> Dataset entries:
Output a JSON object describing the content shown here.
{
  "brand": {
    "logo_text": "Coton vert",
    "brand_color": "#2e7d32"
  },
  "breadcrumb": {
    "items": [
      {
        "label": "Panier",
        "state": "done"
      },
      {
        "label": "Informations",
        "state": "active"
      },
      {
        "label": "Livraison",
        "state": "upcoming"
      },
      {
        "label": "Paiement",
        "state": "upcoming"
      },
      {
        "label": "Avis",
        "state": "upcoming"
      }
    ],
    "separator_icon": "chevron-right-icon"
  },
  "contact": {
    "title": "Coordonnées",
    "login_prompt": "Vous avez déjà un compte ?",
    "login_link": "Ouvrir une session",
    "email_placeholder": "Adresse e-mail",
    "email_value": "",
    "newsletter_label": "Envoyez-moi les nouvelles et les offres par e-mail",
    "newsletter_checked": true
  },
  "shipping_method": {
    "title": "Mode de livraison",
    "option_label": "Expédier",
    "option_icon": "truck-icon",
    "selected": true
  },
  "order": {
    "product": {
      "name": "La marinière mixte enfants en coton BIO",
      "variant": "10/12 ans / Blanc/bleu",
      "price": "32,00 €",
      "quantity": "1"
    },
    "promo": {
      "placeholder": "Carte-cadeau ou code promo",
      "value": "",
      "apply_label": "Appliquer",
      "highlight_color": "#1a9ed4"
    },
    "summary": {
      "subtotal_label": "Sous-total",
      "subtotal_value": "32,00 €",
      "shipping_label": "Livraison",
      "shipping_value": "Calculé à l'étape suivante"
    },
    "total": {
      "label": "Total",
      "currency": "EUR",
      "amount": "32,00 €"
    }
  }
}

> WHAT THE TASK REQUIRES: Search the listing for the word "true" and return each line that holds it.

> RESPONSE BELOW:
    "newsletter_checked": true
    "selected": true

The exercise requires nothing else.